**Source records**
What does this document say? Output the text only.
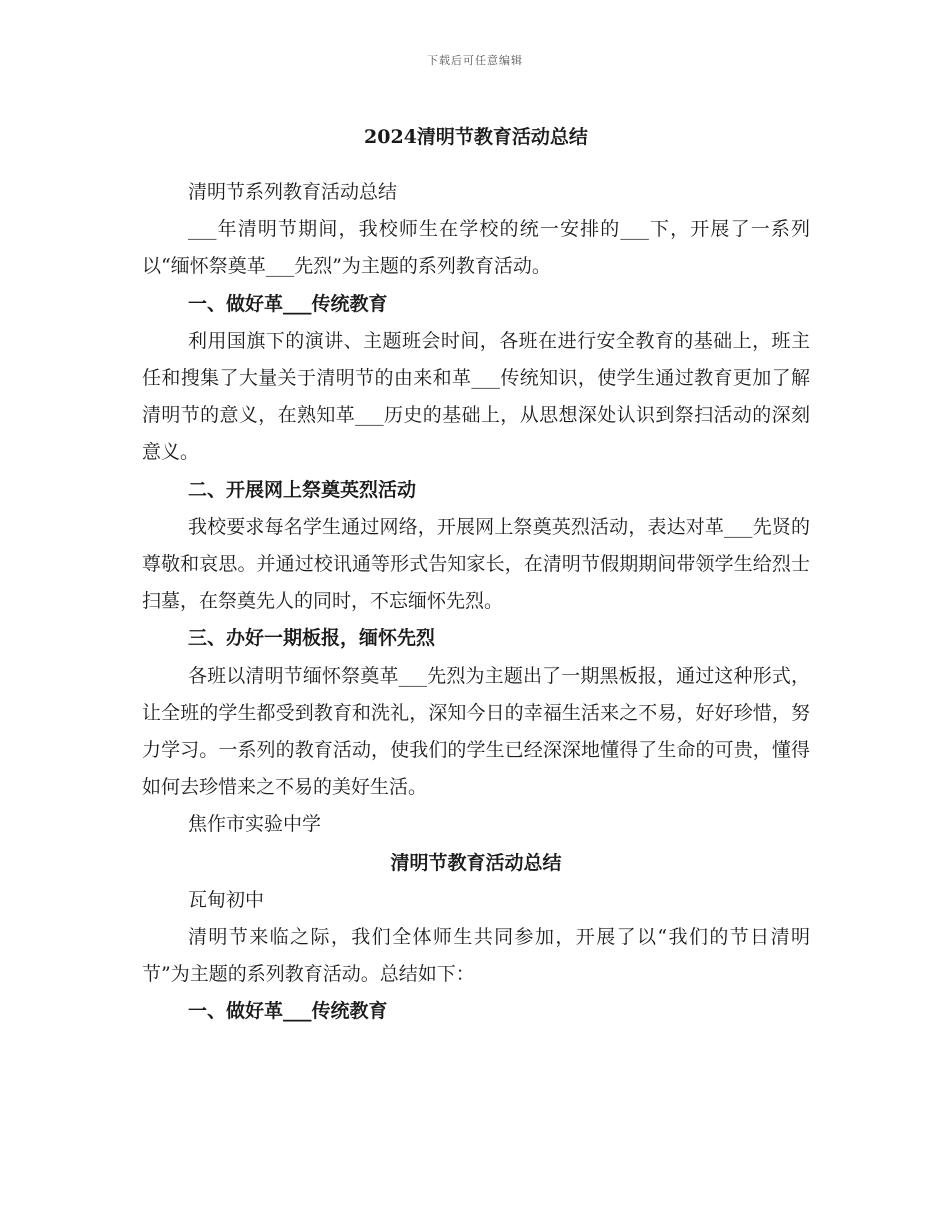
下载后可任意编辑
2024清明节教育活动总结

清明节系列教育活动总结

___年清明节期间，我校师生在学校的统一安排的___下，开展了一系列以“缅怀祭奠革___先烈”为主题的系列教育活动。

一、做好革___传统教育

利用国旗下的演讲、主题班会时间，各班在进行安全教育的基础上，班主任和搜集了大量关于清明节的由来和革___传统知识，使学生通过教育更加了解清明节的意义，在熟知革___历史的基础上，从思想深处认识到祭扫活动的深刻意义。

二、开展网上祭奠英烈活动

我校要求每名学生通过网络，开展网上祭奠英烈活动，表达对革___先贤的尊敬和哀思。并通过校讯通等形式告知家长，在清明节假期期间带领学生给烈士扫墓，在祭奠先人的同时，不忘缅怀先烈。

三、办好一期板报，缅怀先烈

各班以清明节缅怀祭奠革___先烈为主题出了一期黑板报，通过这种形式，让全班的学生都受到教育和洗礼，深知今日的幸福生活来之不易，好好珍惜，努力学习。一系列的教育活动，使我们的学生已经深深地懂得了生命的可贵，懂得如何去珍惜来之不易的美好生活。

焦作市实验中学

清明节教育活动总结

瓦甸初中

清明节来临之际，我们全体师生共同参加，开展了以“我们的节日清明节”为主题的系列教育活动。总结如下：

一、做好革___传统教育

**Work required**
Copy out each record shown above without alteration, skipping any picture.

**Written answer**
What does this document say? Output the text only.
下载后可任意编辑
2024清明节教育活动总结

清明节系列教育活动总结

___年清明节期间，我校师生在学校的统一安排的___下，开展了一系列以“缅怀祭奠革___先烈”为主题的系列教育活动。

一、做好革___传统教育

利用国旗下的演讲、主题班会时间，各班在进行安全教育的基础上，班主任和搜集了大量关于清明节的由来和革___传统知识，使学生通过教育更加了解清明节的意义，在熟知革___历史的基础上，从思想深处认识到祭扫活动的深刻意义。

二、开展网上祭奠英烈活动

我校要求每名学生通过网络，开展网上祭奠英烈活动，表达对革___先贤的尊敬和哀思。并通过校讯通等形式告知家长，在清明节假期期间带领学生给烈士扫墓，在祭奠先人的同时，不忘缅怀先烈。

三、办好一期板报，缅怀先烈

各班以清明节缅怀祭奠革___先烈为主题出了一期黑板报，通过这种形式，让全班的学生都受到教育和洗礼，深知今日的幸福生活来之不易，好好珍惜，努力学习。一系列的教育活动，使我们的学生已经深深地懂得了生命的可贵，懂得如何去珍惜来之不易的美好生活。

焦作市实验中学

清明节教育活动总结

瓦甸初中

清明节来临之际，我们全体师生共同参加，开展了以“我们的节日清明节”为主题的系列教育活动。总结如下：

一、做好革___传统教育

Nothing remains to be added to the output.